───── Extracted entries ─────

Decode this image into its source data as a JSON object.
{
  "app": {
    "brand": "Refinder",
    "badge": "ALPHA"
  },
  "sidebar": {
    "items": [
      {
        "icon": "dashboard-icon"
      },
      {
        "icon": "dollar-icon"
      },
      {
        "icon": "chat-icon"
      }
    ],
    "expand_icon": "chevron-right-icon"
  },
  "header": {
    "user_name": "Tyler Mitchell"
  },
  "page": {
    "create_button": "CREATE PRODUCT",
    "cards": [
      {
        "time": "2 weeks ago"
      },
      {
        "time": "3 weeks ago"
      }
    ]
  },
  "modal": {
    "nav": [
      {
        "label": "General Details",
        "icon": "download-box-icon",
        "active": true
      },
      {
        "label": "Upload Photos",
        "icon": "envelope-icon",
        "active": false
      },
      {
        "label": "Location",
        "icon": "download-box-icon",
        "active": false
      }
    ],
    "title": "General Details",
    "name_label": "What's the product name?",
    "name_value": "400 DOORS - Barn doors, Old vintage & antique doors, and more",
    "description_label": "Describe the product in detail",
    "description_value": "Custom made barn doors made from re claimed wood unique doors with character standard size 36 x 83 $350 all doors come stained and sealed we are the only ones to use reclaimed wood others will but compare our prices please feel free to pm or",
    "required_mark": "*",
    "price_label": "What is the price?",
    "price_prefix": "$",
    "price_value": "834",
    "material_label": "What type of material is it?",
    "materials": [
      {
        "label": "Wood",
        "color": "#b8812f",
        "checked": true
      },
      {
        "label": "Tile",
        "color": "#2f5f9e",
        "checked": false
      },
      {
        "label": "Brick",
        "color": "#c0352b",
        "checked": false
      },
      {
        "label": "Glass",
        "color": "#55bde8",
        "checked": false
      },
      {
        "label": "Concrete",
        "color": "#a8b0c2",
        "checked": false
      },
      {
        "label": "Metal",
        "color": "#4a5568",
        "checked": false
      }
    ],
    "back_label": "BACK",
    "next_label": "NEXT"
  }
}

─────

_Given task_
Return the material exactly as it stands.

_Solution to this exercise_
Decode this image into its source data as a JSON object.
{
  "app": {
    "brand": "Refinder",
    "badge": "ALPHA"
  },
  "sidebar": {
    "items": [
      {
        "icon": "dashboard-icon"
      },
      {
        "icon": "dollar-icon"
      },
      {
        "icon": "chat-icon"
      }
    ],
    "expand_icon": "chevron-right-icon"
  },
  "header": {
    "user_name": "Tyler Mitchell"
  },
  "page": {
    "create_button": "CREATE PRODUCT",
    "cards": [
      {
        "time": "2 weeks ago"
      },
      {
        "time": "3 weeks ago"
      }
    ]
  },
  "modal": {
    "nav": [
      {
        "label": "General Details",
        "icon": "download-box-icon",
        "active": true
      },
      {
        "label": "Upload Photos",
        "icon": "envelope-icon",
        "active": false
      },
      {
        "label": "Location",
        "icon": "download-box-icon",
        "active": false
      }
    ],
    "title": "General Details",
    "name_label": "What's the product name?",
    "name_value": "400 DOORS - Barn doors, Old vintage & antique doors, and more",
    "description_label": "Describe the product in detail",
    "description_value": "Custom made barn doors made from re claimed wood unique doors with character standard size 36 x 83 $350 all doors come stained and sealed we are the only ones to use reclaimed wood others will but compare our prices please feel free to pm or",
    "required_mark": "*",
    "price_label": "What is the price?",
    "price_prefix": "$",
    "price_value": "834",
    "material_label": "What type of material is it?",
    "materials": [
      {
        "label": "Wood",
        "color": "#b8812f",
        "checked": true
      },
      {
        "label": "Tile",
        "color": "#2f5f9e",
        "checked": false
      },
      {
        "label": "Brick",
        "color": "#c0352b",
        "checked": false
      },
      {
        "label": "Glass",
        "color": "#55bde8",
        "checked": false
      },
      {
        "label": "Concrete",
        "color": "#a8b0c2",
        "checked": false
      },
      {
        "label": "Metal",
        "color": "#4a5568",
        "checked": false
      }
    ],
    "back_label": "BACK",
    "next_label": "NEXT"
  }
}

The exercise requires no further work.